- [Task]:
Examine the material below. Gather every line in which the string "генома" appears.

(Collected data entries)
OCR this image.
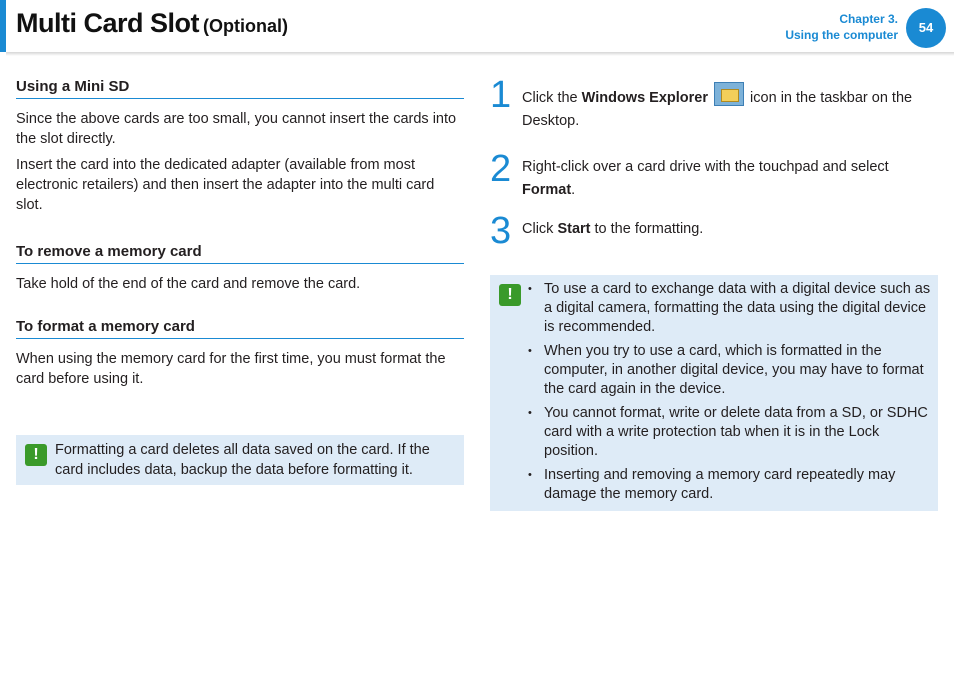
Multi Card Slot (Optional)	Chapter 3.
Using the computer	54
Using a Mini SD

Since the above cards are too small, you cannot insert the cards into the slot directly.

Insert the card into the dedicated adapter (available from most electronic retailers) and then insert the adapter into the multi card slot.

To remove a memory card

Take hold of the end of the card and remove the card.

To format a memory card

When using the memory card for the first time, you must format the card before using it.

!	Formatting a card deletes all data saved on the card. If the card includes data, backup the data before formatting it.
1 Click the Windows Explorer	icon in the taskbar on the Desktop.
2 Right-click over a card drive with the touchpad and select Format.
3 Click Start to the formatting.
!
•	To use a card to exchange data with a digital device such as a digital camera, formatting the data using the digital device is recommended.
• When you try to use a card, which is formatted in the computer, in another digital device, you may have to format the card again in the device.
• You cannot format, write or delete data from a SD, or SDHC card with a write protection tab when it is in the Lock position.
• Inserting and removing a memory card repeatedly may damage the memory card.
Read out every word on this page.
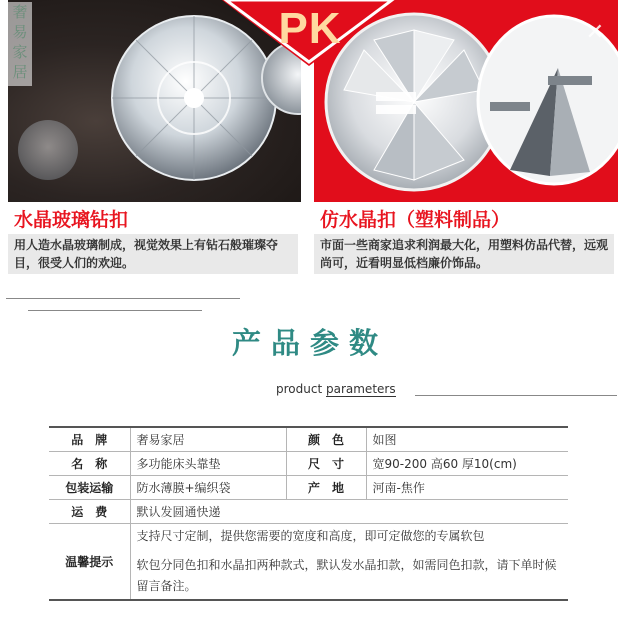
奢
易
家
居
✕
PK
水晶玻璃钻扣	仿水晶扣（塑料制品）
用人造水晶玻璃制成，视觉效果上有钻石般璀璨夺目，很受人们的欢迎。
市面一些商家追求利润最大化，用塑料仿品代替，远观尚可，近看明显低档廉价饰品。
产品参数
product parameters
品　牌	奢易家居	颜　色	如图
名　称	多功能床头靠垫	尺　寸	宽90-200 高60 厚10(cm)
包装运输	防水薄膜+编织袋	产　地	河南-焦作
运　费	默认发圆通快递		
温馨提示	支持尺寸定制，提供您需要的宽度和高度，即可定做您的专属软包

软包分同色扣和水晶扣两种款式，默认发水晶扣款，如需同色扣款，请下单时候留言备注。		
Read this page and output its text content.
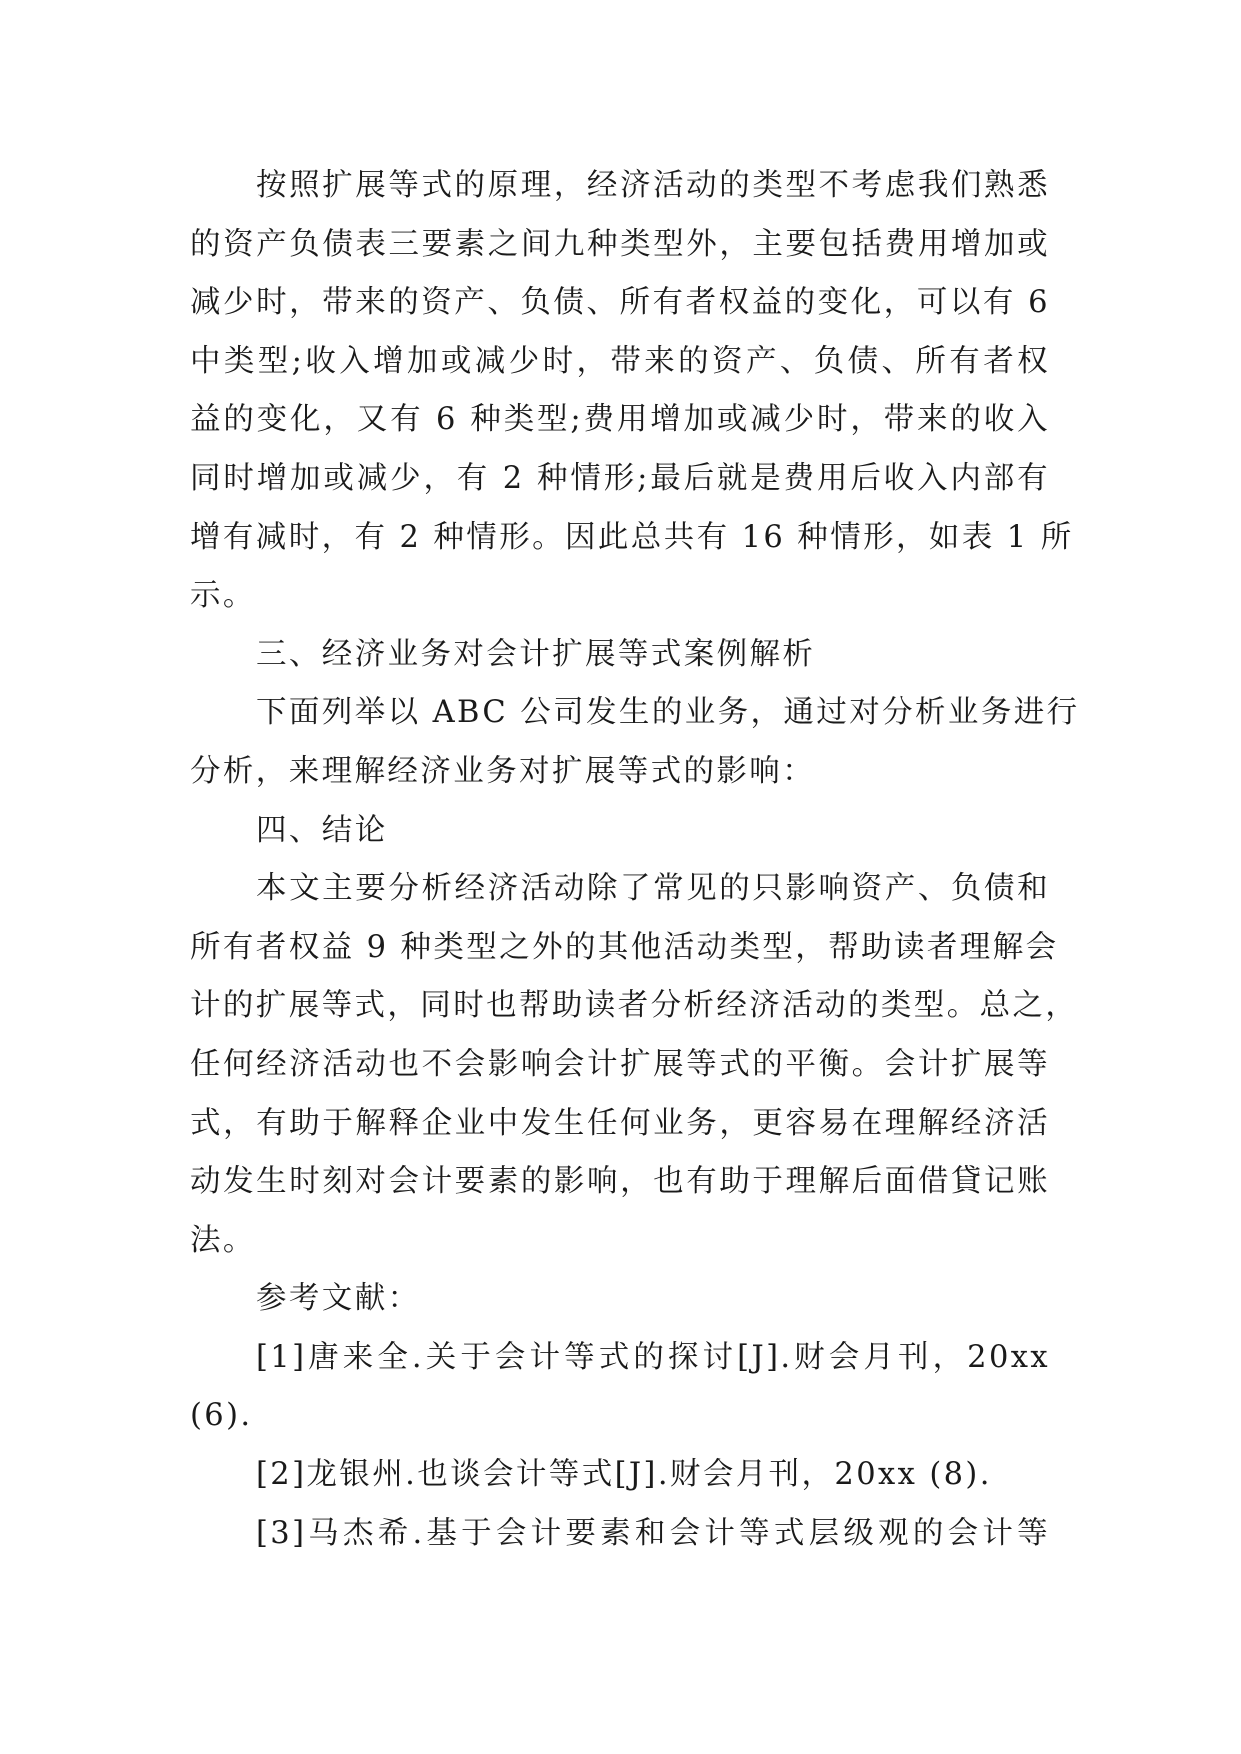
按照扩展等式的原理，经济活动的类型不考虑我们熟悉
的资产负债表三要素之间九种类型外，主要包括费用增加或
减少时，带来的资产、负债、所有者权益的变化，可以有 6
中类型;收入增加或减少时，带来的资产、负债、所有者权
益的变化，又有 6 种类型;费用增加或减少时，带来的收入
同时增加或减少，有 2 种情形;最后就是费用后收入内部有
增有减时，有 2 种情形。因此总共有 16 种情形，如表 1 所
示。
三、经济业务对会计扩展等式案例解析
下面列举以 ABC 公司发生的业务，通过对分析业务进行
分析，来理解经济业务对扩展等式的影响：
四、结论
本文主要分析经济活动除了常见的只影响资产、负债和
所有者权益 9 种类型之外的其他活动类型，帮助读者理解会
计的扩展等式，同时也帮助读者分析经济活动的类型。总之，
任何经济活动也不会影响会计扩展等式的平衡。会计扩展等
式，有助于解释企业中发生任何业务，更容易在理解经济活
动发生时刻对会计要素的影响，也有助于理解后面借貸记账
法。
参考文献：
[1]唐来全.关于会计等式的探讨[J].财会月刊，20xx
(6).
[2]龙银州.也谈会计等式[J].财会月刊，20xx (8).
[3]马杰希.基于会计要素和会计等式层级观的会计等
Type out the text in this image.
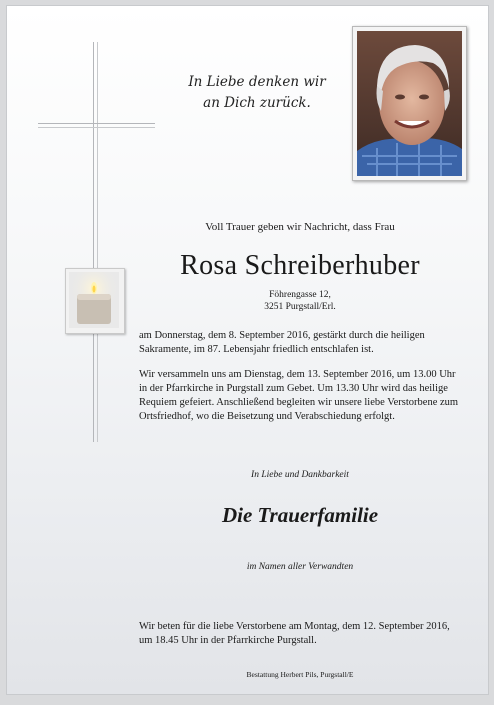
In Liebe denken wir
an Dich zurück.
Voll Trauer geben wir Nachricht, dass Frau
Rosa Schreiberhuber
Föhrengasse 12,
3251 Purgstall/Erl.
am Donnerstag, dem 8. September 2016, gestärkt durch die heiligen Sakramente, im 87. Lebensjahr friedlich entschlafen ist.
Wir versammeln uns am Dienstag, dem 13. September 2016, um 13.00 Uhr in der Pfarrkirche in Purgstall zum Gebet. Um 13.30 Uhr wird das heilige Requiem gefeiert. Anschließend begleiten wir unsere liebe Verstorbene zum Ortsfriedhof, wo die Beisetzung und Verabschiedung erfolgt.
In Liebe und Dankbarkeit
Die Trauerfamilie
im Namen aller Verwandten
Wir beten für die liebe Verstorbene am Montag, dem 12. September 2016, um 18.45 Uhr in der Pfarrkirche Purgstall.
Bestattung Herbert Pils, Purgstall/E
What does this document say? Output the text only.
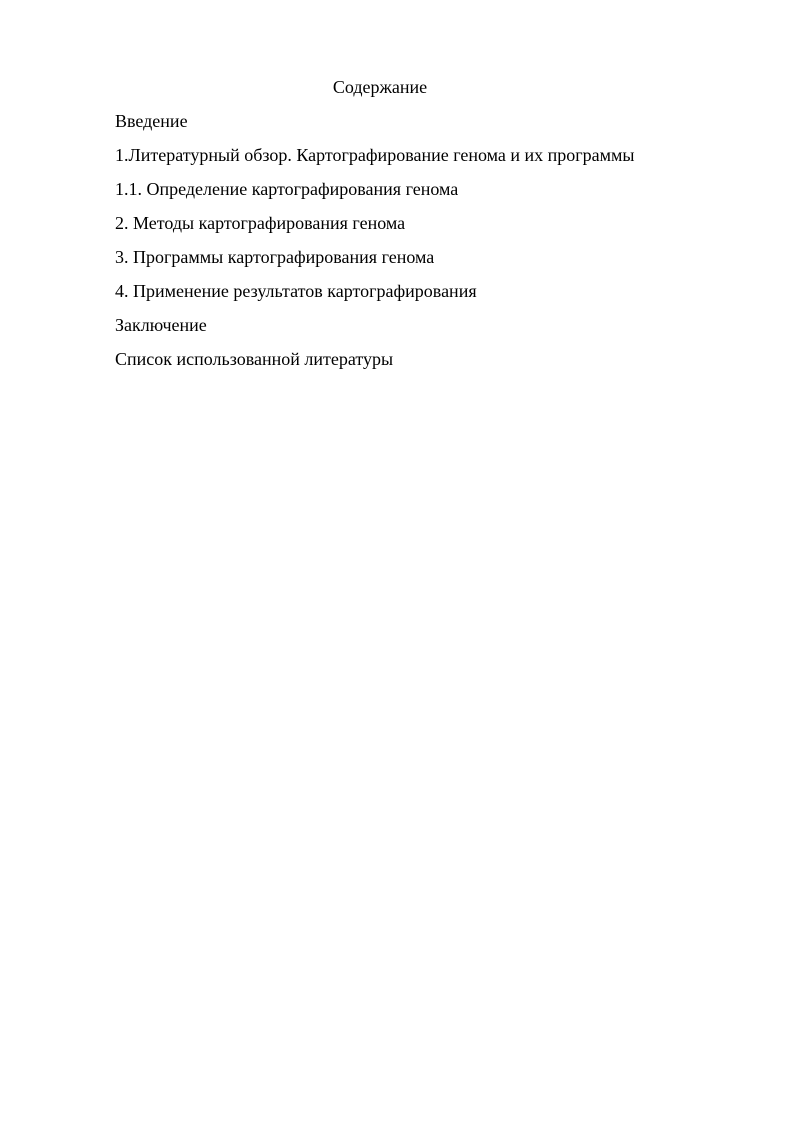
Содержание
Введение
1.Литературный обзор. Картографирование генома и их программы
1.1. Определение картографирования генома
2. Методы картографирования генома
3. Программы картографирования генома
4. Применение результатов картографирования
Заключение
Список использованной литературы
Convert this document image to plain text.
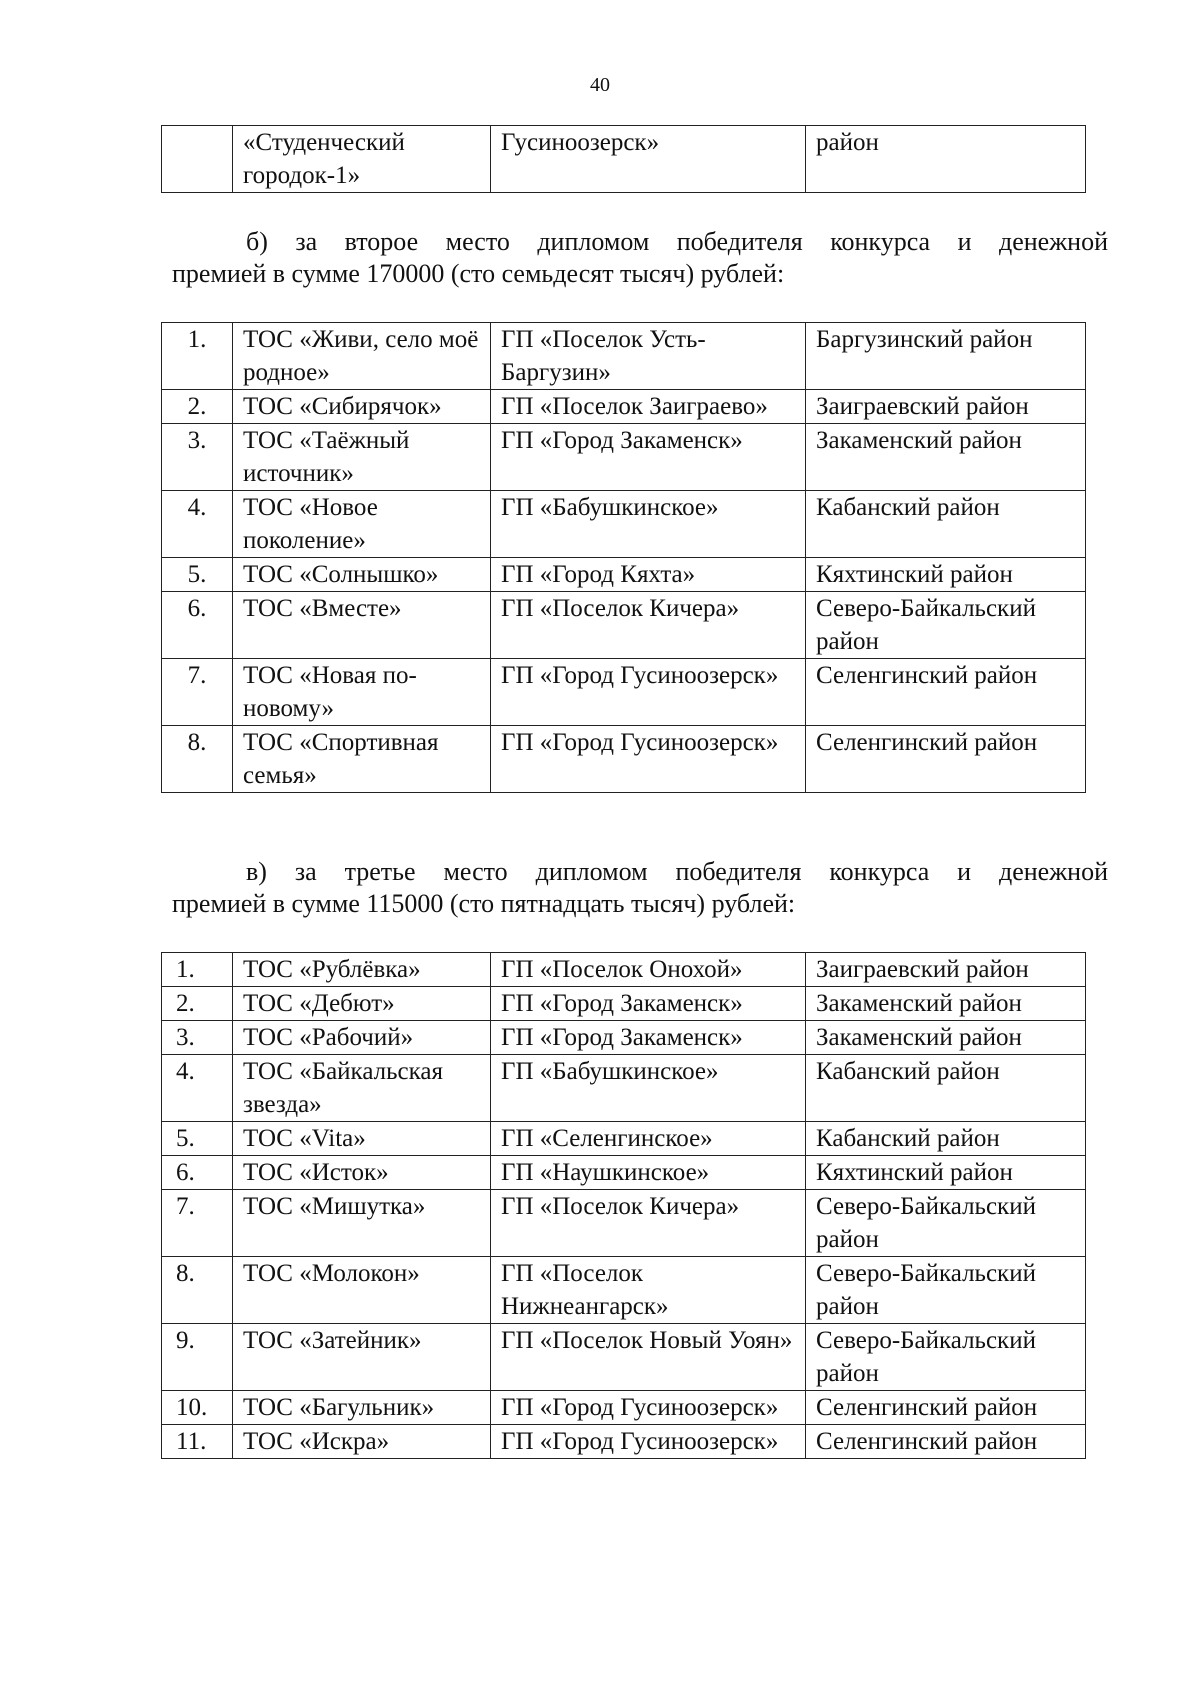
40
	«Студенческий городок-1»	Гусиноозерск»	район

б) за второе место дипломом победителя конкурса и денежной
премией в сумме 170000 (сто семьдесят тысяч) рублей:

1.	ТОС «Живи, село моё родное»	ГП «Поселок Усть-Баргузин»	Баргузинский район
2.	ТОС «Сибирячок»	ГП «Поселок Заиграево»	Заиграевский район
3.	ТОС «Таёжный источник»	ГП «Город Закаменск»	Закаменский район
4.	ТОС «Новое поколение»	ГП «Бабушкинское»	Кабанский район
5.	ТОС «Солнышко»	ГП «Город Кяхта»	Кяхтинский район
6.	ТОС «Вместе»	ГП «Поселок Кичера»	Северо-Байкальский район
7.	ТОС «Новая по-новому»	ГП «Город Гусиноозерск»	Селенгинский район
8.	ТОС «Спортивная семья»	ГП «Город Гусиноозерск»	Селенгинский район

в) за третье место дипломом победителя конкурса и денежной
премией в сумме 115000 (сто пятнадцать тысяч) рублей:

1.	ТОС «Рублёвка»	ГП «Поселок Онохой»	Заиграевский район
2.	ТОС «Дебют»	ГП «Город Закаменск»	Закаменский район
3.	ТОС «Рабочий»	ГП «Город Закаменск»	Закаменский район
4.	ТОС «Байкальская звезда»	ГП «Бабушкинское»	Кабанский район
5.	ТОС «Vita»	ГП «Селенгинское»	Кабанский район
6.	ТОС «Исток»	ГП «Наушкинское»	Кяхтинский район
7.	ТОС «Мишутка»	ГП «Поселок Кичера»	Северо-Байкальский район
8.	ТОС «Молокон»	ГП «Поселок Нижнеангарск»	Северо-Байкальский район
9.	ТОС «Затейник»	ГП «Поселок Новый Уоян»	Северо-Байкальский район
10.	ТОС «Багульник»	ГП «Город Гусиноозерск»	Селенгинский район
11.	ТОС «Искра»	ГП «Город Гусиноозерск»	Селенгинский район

- [Result below]:
1.Литературный обзор. Картографирование генома и их программы
1.1. Определение картографирования генома
2. Методы картографирования генома
3. Программы картографирования генома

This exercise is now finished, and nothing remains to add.